> **Prompt**
Reproduce the records below in full and word for word, excluding pictures.

> **Entries shown**

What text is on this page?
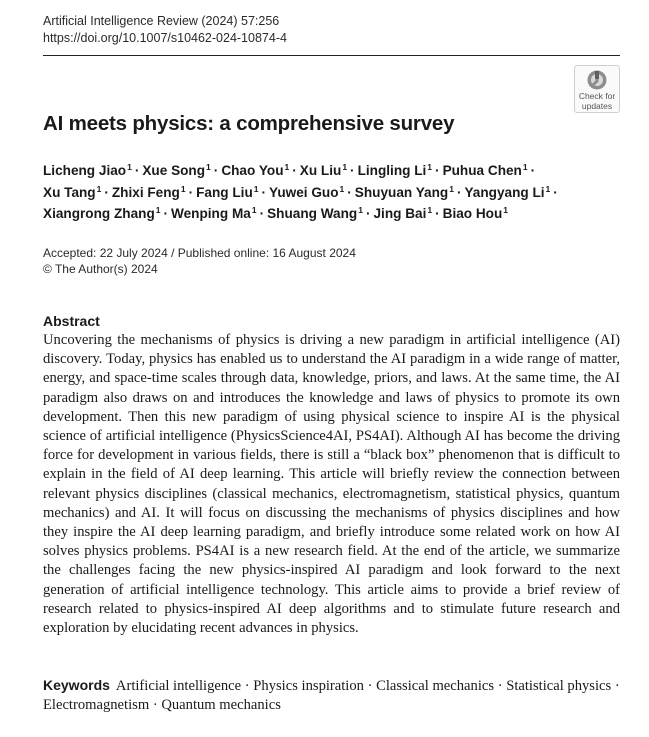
Artificial Intelligence Review (2024) 57:256
https://doi.org/10.1007/s10462-024-10874-4
Check for
updates
AI meets physics: a comprehensive survey
Licheng Jiao$^1$ · Xue Song$^1$ · Chao You$^1$ · Xu Liu$^1$ · Lingling $Li^1$ · Puhua Chen$^1$ ·
Xu Tang$^1$ · Zhixi Feng$^1$ · Fang Liu$^1$ · Yuwei Guo$^1$ · Shuyuan Yang$^1$ · Yangyang $Li^1$ ·
Xiangrong Zhang$^1$ · Wenping $Ma^1$ · Shuang Wang$^1$ · Jing Bai$^1$ · Biao Hou$^1$
Accepted: 22 July 2024 / Published online: 16 August 2024
© The Author(s) 2024
Abstract
Uncovering the mechanisms of physics is driving a new paradigm in artificial intelligence (AI) discovery. Today, physics has enabled us to understand the AI paradigm in a wide range of matter, energy, and space-time scales through data, knowledge, priors, and laws. At the same time, the AI paradigm also draws on and introduces the knowledge and laws of physics to promote its own development. Then this new paradigm of using physical science to inspire AI is the physical science of artificial intelligence (PhysicsScience4AI, PS4AI). Although AI has become the driving force for development in various fields, there is still a “black box” phenomenon that is difficult to explain in the field of AI deep learning. This article will briefly review the connection between relevant physics disciplines (classical mechanics, electromagnetism, statistical physics, quantum mechanics) and AI. It will focus on discussing the mechanisms of physics disciplines and how they inspire the AI deep learning paradigm, and briefly introduce some related work on how AI solves physics problems. PS4AI is a new research field. At the end of the article, we summarize the challenges facing the new physics-inspired AI paradigm and look forward to the next generation of artificial intelligence technology. This article aims to provide a brief review of research related to physics-inspired AI deep algorithms and to stimulate future research and exploration by elucidating recent advances in physics.
Keywords Artificial intelligence · Physics inspiration · Classical mechanics · Statistical physics · Electromagnetism · Quantum mechanics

> **Solution for this task**
What text is on this page?
Artificial Intelligence Review (2024) 57:256
https://doi.org/10.1007/s10462-024-10874-4
Check for
updates
AI meets physics: a comprehensive survey
Licheng Jiao$^1$ · Xue Song$^1$ · Chao You$^1$ · Xu Liu$^1$ · Lingling $Li^1$ · Puhua Chen$^1$ ·
Xu Tang$^1$ · Zhixi Feng$^1$ · Fang Liu$^1$ · Yuwei Guo$^1$ · Shuyuan Yang$^1$ · Yangyang $Li^1$ ·
Xiangrong Zhang$^1$ · Wenping $Ma^1$ · Shuang Wang$^1$ · Jing Bai$^1$ · Biao Hou$^1$
Accepted: 22 July 2024 / Published online: 16 August 2024
© The Author(s) 2024
Abstract
Uncovering the mechanisms of physics is driving a new paradigm in artificial intelligence (AI) discovery. Today, physics has enabled us to understand the AI paradigm in a wide range of matter, energy, and space-time scales through data, knowledge, priors, and laws. At the same time, the AI paradigm also draws on and introduces the knowledge and laws of physics to promote its own development. Then this new paradigm of using physical science to inspire AI is the physical science of artificial intelligence (PhysicsScience4AI, PS4AI). Although AI has become the driving force for development in various fields, there is still a “black box” phenomenon that is difficult to explain in the field of AI deep learning. This article will briefly review the connection between relevant physics disciplines (classical mechanics, electromagnetism, statistical physics, quantum mechanics) and AI. It will focus on discussing the mechanisms of physics disciplines and how they inspire the AI deep learning paradigm, and briefly introduce some related work on how AI solves physics problems. PS4AI is a new research field. At the end of the article, we summarize the challenges facing the new physics-inspired AI paradigm and look forward to the next generation of artificial intelligence technology. This article aims to provide a brief review of research related to physics-inspired AI deep algorithms and to stimulate future research and exploration by elucidating recent advances in physics.
Keywords Artificial intelligence · Physics inspiration · Classical mechanics · Statistical physics · Electromagnetism · Quantum mechanics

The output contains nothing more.